DATASET ROWS -

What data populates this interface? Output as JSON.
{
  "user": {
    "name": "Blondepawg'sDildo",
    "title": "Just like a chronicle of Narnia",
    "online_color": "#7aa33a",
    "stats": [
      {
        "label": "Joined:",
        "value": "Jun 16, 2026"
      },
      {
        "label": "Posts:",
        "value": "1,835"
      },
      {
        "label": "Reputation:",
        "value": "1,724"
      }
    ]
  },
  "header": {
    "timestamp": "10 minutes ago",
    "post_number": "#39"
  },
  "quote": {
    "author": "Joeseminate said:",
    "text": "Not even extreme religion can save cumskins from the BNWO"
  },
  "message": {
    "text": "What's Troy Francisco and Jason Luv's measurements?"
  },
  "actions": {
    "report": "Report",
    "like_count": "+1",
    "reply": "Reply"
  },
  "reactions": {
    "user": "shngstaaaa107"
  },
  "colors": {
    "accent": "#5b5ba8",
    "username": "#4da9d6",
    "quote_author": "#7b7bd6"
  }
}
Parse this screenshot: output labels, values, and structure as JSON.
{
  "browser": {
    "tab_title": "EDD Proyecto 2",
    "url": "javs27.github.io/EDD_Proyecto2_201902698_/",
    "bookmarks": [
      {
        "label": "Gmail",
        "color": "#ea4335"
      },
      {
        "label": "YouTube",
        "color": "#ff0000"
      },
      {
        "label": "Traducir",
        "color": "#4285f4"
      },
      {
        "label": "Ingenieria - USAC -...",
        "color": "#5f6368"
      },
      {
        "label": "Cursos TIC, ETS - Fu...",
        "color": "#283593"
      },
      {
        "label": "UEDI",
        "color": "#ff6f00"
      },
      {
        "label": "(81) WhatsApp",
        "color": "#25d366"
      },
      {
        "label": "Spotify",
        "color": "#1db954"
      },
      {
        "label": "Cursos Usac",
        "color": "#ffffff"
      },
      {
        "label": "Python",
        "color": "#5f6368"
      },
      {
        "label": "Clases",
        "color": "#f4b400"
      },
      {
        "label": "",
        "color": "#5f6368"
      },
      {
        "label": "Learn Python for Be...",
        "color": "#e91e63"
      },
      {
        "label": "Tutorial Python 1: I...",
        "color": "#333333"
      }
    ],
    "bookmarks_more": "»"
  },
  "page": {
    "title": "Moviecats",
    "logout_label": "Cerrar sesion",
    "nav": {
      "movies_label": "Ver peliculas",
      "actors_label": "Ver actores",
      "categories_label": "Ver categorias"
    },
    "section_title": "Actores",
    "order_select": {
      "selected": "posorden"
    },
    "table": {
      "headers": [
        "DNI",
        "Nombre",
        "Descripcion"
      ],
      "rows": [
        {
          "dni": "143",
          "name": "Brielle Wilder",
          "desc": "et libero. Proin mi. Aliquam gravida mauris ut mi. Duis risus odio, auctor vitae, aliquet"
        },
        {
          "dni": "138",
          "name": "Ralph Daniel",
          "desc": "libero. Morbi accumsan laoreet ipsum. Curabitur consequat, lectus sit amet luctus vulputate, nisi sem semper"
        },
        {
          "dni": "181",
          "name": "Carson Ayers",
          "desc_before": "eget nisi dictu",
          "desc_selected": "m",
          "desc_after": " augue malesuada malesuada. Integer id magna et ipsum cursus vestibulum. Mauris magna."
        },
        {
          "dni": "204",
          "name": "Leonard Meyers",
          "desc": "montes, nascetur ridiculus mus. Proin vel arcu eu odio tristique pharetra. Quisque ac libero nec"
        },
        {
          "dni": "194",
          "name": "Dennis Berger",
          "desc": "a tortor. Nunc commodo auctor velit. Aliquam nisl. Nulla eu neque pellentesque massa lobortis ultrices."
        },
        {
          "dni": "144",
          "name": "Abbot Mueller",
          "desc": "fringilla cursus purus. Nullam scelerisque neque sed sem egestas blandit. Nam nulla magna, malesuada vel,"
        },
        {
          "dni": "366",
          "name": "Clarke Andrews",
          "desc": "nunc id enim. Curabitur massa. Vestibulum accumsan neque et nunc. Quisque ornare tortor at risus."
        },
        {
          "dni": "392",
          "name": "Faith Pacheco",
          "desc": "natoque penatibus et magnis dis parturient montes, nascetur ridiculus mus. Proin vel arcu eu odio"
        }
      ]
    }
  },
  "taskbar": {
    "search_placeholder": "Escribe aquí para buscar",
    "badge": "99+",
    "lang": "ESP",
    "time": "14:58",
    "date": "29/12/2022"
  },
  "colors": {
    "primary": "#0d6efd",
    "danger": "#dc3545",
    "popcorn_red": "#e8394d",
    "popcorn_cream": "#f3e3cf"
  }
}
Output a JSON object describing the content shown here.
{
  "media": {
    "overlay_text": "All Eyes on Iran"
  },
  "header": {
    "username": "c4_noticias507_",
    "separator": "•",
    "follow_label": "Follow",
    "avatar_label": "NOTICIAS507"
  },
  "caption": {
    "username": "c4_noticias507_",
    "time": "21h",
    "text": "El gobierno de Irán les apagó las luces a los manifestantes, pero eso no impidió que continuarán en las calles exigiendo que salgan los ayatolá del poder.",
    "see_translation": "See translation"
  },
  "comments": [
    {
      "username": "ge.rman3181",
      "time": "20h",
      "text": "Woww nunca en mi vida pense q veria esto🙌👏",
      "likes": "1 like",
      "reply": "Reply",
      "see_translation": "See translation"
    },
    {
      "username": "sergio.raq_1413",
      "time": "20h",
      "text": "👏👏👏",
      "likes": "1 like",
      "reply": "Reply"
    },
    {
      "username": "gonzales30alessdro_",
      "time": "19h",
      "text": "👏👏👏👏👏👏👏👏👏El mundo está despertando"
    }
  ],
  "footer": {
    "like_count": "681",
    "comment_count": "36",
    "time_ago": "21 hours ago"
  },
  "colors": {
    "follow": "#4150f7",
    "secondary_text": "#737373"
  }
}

EXERCISE OBJECTIVE -
Extract every line from the one containing "Output a JSON" to the end of the entries, including both of those lines, exactly as given and with nothing added.

RESPONSE TO THE TASK -
Output a JSON object describing the content shown here.
{
  "media": {
    "overlay_text": "All Eyes on Iran"
  },
  "header": {
    "username": "c4_noticias507_",
    "separator": "•",
    "follow_label": "Follow",
    "avatar_label": "NOTICIAS507"
  },
  "caption": {
    "username": "c4_noticias507_",
    "time": "21h",
    "text": "El gobierno de Irán les apagó las luces a los manifestantes, pero eso no impidió que continuarán en las calles exigiendo que salgan los ayatolá del poder.",
    "see_translation": "See translation"
  },
  "comments": [
    {
      "username": "ge.rman3181",
      "time": "20h",
      "text": "Woww nunca en mi vida pense q veria esto🙌👏",
      "likes": "1 like",
      "reply": "Reply",
      "see_translation": "See translation"
    },
    {
      "username": "sergio.raq_1413",
      "time": "20h",
      "text": "👏👏👏",
      "likes": "1 like",
      "reply": "Reply"
    },
    {
      "username": "gonzales30alessdro_",
      "time": "19h",
      "text": "👏👏👏👏👏👏👏👏👏El mundo está despertando"
    }
  ],
  "footer": {
    "like_count": "681",
    "comment_count": "36",
    "time_ago": "21 hours ago"
  },
  "colors": {
    "follow": "#4150f7",
    "secondary_text": "#737373"
  }
}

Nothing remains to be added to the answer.